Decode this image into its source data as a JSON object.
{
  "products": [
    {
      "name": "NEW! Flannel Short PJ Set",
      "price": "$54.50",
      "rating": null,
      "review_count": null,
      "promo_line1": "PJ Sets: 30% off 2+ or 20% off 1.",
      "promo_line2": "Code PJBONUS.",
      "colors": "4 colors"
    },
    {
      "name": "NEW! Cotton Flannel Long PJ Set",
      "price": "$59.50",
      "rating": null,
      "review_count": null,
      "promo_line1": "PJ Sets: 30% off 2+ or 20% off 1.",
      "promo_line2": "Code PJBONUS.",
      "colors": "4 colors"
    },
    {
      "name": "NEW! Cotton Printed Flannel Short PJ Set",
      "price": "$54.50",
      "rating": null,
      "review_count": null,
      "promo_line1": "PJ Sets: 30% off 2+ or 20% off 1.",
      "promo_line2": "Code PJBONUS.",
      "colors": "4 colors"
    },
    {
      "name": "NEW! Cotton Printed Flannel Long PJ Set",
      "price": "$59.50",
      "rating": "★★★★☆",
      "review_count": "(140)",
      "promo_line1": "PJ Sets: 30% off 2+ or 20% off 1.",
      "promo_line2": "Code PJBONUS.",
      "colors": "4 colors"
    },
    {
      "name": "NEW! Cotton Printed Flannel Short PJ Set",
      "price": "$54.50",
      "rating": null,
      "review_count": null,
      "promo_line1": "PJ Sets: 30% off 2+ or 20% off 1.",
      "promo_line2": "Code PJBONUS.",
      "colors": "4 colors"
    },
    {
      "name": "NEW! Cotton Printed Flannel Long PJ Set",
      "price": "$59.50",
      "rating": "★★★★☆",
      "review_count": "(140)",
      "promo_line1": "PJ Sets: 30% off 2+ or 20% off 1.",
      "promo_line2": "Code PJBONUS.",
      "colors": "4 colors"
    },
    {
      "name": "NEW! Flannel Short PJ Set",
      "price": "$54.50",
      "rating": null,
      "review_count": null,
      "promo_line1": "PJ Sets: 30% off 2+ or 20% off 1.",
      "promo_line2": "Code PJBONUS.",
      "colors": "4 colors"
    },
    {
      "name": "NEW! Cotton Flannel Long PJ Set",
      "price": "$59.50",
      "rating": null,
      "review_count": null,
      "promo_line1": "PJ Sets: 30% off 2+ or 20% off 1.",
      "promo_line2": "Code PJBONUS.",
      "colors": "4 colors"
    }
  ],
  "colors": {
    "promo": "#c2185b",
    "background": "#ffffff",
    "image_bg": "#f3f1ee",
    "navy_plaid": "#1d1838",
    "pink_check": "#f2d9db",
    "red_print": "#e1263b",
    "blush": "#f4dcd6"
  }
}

### Problem statement
Copy every line of the records word for word.

### Result below
Decode this image into its source data as a JSON object.
{
  "products": [
    {
      "name": "NEW! Flannel Short PJ Set",
      "price": "$54.50",
      "rating": null,
      "review_count": null,
      "promo_line1": "PJ Sets: 30% off 2+ or 20% off 1.",
      "promo_line2": "Code PJBONUS.",
      "colors": "4 colors"
    },
    {
      "name": "NEW! Cotton Flannel Long PJ Set",
      "price": "$59.50",
      "rating": null,
      "review_count": null,
      "promo_line1": "PJ Sets: 30% off 2+ or 20% off 1.",
      "promo_line2": "Code PJBONUS.",
      "colors": "4 colors"
    },
    {
      "name": "NEW! Cotton Printed Flannel Short PJ Set",
      "price": "$54.50",
      "rating": null,
      "review_count": null,
      "promo_line1": "PJ Sets: 30% off 2+ or 20% off 1.",
      "promo_line2": "Code PJBONUS.",
      "colors": "4 colors"
    },
    {
      "name": "NEW! Cotton Printed Flannel Long PJ Set",
      "price": "$59.50",
      "rating": "★★★★☆",
      "review_count": "(140)",
      "promo_line1": "PJ Sets: 30% off 2+ or 20% off 1.",
      "promo_line2": "Code PJBONUS.",
      "colors": "4 colors"
    },
    {
      "name": "NEW! Cotton Printed Flannel Short PJ Set",
      "price": "$54.50",
      "rating": null,
      "review_count": null,
      "promo_line1": "PJ Sets: 30% off 2+ or 20% off 1.",
      "promo_line2": "Code PJBONUS.",
      "colors": "4 colors"
    },
    {
      "name": "NEW! Cotton Printed Flannel Long PJ Set",
      "price": "$59.50",
      "rating": "★★★★☆",
      "review_count": "(140)",
      "promo_line1": "PJ Sets: 30% off 2+ or 20% off 1.",
      "promo_line2": "Code PJBONUS.",
      "colors": "4 colors"
    },
    {
      "name": "NEW! Flannel Short PJ Set",
      "price": "$54.50",
      "rating": null,
      "review_count": null,
      "promo_line1": "PJ Sets: 30% off 2+ or 20% off 1.",
      "promo_line2": "Code PJBONUS.",
      "colors": "4 colors"
    },
    {
      "name": "NEW! Cotton Flannel Long PJ Set",
      "price": "$59.50",
      "rating": null,
      "review_count": null,
      "promo_line1": "PJ Sets: 30% off 2+ or 20% off 1.",
      "promo_line2": "Code PJBONUS.",
      "colors": "4 colors"
    }
  ],
  "colors": {
    "promo": "#c2185b",
    "background": "#ffffff",
    "image_bg": "#f3f1ee",
    "navy_plaid": "#1d1838",
    "pink_check": "#f2d9db",
    "red_print": "#e1263b",
    "blush": "#f4dcd6"
  }
}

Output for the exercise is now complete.